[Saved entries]
________________

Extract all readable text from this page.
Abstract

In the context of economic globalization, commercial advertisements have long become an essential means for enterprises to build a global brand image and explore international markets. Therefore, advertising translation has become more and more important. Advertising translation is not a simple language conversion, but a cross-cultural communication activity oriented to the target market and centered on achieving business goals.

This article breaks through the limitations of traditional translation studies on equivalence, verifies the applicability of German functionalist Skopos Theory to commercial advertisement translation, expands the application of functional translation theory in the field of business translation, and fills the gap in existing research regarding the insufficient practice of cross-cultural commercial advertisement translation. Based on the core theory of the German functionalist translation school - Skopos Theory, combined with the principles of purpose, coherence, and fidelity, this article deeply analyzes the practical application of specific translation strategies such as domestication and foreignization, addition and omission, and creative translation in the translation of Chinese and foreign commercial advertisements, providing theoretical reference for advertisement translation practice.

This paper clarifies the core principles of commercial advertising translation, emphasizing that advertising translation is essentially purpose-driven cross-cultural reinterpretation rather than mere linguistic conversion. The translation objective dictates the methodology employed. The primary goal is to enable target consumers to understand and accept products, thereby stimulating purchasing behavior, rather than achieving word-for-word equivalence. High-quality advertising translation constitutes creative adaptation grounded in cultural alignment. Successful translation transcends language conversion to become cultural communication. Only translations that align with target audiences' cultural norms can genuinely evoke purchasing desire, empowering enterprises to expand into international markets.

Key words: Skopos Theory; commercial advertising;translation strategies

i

________________

• What is expected
Extract the full listing and reproduce each line exactly.

• Expected answer
Extract all readable text from this page.
Abstract

In the context of economic globalization, commercial advertisements have long become an essential means for enterprises to build a global brand image and explore international markets. Therefore, advertising translation has become more and more important. Advertising translation is not a simple language conversion, but a cross-cultural communication activity oriented to the target market and centered on achieving business goals.

This article breaks through the limitations of traditional translation studies on equivalence, verifies the applicability of German functionalist Skopos Theory to commercial advertisement translation, expands the application of functional translation theory in the field of business translation, and fills the gap in existing research regarding the insufficient practice of cross-cultural commercial advertisement translation. Based on the core theory of the German functionalist translation school - Skopos Theory, combined with the principles of purpose, coherence, and fidelity, this article deeply analyzes the practical application of specific translation strategies such as domestication and foreignization, addition and omission, and creative translation in the translation of Chinese and foreign commercial advertisements, providing theoretical reference for advertisement translation practice.

This paper clarifies the core principles of commercial advertising translation, emphasizing that advertising translation is essentially purpose-driven cross-cultural reinterpretation rather than mere linguistic conversion. The translation objective dictates the methodology employed. The primary goal is to enable target consumers to understand and accept products, thereby stimulating purchasing behavior, rather than achieving word-for-word equivalence. High-quality advertising translation constitutes creative adaptation grounded in cultural alignment. Successful translation transcends language conversion to become cultural communication. Only translations that align with target audiences' cultural norms can genuinely evoke purchasing desire, empowering enterprises to expand into international markets.

Key words: Skopos Theory; commercial advertising;translation strategies

i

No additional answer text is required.